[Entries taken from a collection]
****************

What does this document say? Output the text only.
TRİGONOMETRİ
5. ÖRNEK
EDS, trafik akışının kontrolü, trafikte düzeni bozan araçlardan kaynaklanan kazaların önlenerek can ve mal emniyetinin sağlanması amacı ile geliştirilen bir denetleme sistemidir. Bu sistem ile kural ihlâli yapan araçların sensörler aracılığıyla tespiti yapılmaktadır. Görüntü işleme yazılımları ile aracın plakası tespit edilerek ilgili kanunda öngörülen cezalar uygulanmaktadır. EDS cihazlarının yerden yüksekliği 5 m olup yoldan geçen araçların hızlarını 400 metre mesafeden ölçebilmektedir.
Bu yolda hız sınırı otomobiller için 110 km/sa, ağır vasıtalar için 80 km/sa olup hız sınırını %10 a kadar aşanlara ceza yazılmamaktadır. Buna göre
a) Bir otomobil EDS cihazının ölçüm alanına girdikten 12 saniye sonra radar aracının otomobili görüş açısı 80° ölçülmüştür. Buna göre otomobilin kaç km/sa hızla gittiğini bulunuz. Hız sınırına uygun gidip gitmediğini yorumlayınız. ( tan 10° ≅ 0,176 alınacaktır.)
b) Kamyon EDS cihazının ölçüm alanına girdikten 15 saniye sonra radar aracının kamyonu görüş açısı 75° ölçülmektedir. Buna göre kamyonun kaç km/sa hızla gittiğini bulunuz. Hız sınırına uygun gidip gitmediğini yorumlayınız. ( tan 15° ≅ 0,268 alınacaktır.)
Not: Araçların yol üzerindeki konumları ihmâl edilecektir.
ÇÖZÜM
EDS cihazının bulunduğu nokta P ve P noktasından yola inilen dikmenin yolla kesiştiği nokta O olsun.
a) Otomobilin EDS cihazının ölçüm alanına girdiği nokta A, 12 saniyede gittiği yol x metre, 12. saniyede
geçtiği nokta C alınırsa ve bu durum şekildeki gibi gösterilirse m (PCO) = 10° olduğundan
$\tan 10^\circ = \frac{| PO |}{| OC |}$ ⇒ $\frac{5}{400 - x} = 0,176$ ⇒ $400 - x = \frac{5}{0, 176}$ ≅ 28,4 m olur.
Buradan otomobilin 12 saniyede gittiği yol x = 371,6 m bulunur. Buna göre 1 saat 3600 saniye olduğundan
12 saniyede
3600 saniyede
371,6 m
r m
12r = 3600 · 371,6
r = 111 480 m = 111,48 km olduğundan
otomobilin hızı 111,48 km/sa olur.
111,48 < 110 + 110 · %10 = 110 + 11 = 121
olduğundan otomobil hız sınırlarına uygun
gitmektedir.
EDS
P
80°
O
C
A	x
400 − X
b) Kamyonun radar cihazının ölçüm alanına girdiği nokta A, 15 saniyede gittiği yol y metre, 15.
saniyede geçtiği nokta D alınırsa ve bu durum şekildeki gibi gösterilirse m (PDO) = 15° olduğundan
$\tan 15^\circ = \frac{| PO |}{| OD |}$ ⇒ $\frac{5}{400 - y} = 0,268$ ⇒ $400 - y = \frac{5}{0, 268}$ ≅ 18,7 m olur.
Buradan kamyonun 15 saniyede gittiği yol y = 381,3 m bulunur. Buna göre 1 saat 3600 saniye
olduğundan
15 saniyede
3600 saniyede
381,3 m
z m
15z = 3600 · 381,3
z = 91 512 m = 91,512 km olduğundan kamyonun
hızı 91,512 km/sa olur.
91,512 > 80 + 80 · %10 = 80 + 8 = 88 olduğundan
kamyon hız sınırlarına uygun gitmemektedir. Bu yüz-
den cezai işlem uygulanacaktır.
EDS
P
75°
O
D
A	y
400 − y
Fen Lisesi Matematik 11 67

****************

[What the exercise asks]
Output each entry precisely as given.

[Completed exercise]
What does this document say? Output the text only.
TRİGONOMETRİ
5. ÖRNEK
EDS, trafik akışının kontrolü, trafikte düzeni bozan araçlardan kaynaklanan kazaların önlenerek can ve mal emniyetinin sağlanması amacı ile geliştirilen bir denetleme sistemidir. Bu sistem ile kural ihlâli yapan araçların sensörler aracılığıyla tespiti yapılmaktadır. Görüntü işleme yazılımları ile aracın plakası tespit edilerek ilgili kanunda öngörülen cezalar uygulanmaktadır. EDS cihazlarının yerden yüksekliği 5 m olup yoldan geçen araçların hızlarını 400 metre mesafeden ölçebilmektedir.
Bu yolda hız sınırı otomobiller için 110 km/sa, ağır vasıtalar için 80 km/sa olup hız sınırını %10 a kadar aşanlara ceza yazılmamaktadır. Buna göre
a) Bir otomobil EDS cihazının ölçüm alanına girdikten 12 saniye sonra radar aracının otomobili görüş açısı 80° ölçülmüştür. Buna göre otomobilin kaç km/sa hızla gittiğini bulunuz. Hız sınırına uygun gidip gitmediğini yorumlayınız. ( tan 10° ≅ 0,176 alınacaktır.)
b) Kamyon EDS cihazının ölçüm alanına girdikten 15 saniye sonra radar aracının kamyonu görüş açısı 75° ölçülmektedir. Buna göre kamyonun kaç km/sa hızla gittiğini bulunuz. Hız sınırına uygun gidip gitmediğini yorumlayınız. ( tan 15° ≅ 0,268 alınacaktır.)
Not: Araçların yol üzerindeki konumları ihmâl edilecektir.
ÇÖZÜM
EDS cihazının bulunduğu nokta P ve P noktasından yola inilen dikmenin yolla kesiştiği nokta O olsun.
a) Otomobilin EDS cihazının ölçüm alanına girdiği nokta A, 12 saniyede gittiği yol x metre, 12. saniyede
geçtiği nokta C alınırsa ve bu durum şekildeki gibi gösterilirse m (PCO) = 10° olduğundan
$\tan 10^\circ = \frac{| PO |}{| OC |}$ ⇒ $\frac{5}{400 - x} = 0,176$ ⇒ $400 - x = \frac{5}{0, 176}$ ≅ 28,4 m olur.
Buradan otomobilin 12 saniyede gittiği yol x = 371,6 m bulunur. Buna göre 1 saat 3600 saniye olduğundan
12 saniyede
3600 saniyede
371,6 m
r m
12r = 3600 · 371,6
r = 111 480 m = 111,48 km olduğundan
otomobilin hızı 111,48 km/sa olur.
111,48 < 110 + 110 · %10 = 110 + 11 = 121
olduğundan otomobil hız sınırlarına uygun
gitmektedir.
EDS
P
80°
O
C
A	x
400 − X
b) Kamyonun radar cihazının ölçüm alanına girdiği nokta A, 15 saniyede gittiği yol y metre, 15.
saniyede geçtiği nokta D alınırsa ve bu durum şekildeki gibi gösterilirse m (PDO) = 15° olduğundan
$\tan 15^\circ = \frac{| PO |}{| OD |}$ ⇒ $\frac{5}{400 - y} = 0,268$ ⇒ $400 - y = \frac{5}{0, 268}$ ≅ 18,7 m olur.
Buradan kamyonun 15 saniyede gittiği yol y = 381,3 m bulunur. Buna göre 1 saat 3600 saniye
olduğundan
15 saniyede
3600 saniyede
381,3 m
z m
15z = 3600 · 381,3
z = 91 512 m = 91,512 km olduğundan kamyonun
hızı 91,512 km/sa olur.
91,512 > 80 + 80 · %10 = 80 + 8 = 88 olduğundan
kamyon hız sınırlarına uygun gitmemektedir. Bu yüz-
den cezai işlem uygulanacaktır.
EDS
P
75°
O
D
A	y
400 − y
Fen Lisesi Matematik 11 67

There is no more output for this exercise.